- [Task details]: Return every line of the data below, exactly.
..........
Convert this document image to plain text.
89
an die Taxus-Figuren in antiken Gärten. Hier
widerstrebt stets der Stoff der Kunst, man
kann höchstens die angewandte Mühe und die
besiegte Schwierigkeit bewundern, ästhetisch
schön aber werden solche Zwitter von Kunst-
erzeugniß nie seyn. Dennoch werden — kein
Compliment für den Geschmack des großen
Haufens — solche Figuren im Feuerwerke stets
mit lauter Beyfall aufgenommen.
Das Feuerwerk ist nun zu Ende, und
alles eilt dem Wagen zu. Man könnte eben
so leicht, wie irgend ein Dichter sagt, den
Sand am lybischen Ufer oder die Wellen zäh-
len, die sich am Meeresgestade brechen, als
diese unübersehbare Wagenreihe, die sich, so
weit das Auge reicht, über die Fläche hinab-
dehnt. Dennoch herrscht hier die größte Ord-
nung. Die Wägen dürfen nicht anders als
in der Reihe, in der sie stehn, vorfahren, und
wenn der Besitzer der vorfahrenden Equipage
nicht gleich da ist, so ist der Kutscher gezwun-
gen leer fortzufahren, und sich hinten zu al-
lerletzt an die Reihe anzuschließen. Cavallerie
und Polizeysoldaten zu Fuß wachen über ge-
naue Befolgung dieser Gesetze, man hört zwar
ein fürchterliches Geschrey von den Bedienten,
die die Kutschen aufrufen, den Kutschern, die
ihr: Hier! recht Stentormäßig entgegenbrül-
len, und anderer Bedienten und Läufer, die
..........
- [Exercise answer]:
Convert this document image to plain text.
89
an die Taxus-Figuren in antiken Gärten. Hier
widerstrebt stets der Stoff der Kunst, man
kann höchstens die angewandte Mühe und die
besiegte Schwierigkeit bewundern, ästhetisch
schön aber werden solche Zwitter von Kunst-
erzeugniß nie seyn. Dennoch werden — kein
Compliment für den Geschmack des großen
Haufens — solche Figuren im Feuerwerke stets
mit lauter Beyfall aufgenommen.
Das Feuerwerk ist nun zu Ende, und
alles eilt dem Wagen zu. Man könnte eben
so leicht, wie irgend ein Dichter sagt, den
Sand am lybischen Ufer oder die Wellen zäh-
len, die sich am Meeresgestade brechen, als
diese unübersehbare Wagenreihe, die sich, so
weit das Auge reicht, über die Fläche hinab-
dehnt. Dennoch herrscht hier die größte Ord-
nung. Die Wägen dürfen nicht anders als
in der Reihe, in der sie stehn, vorfahren, und
wenn der Besitzer der vorfahrenden Equipage
nicht gleich da ist, so ist der Kutscher gezwun-
gen leer fortzufahren, und sich hinten zu al-
lerletzt an die Reihe anzuschließen. Cavallerie
und Polizeysoldaten zu Fuß wachen über ge-
naue Befolgung dieser Gesetze, man hört zwar
ein fürchterliches Geschrey von den Bedienten,
die die Kutschen aufrufen, den Kutschern, die
ihr: Hier! recht Stentormäßig entgegenbrül-
len, und anderer Bedienten und Läufer, die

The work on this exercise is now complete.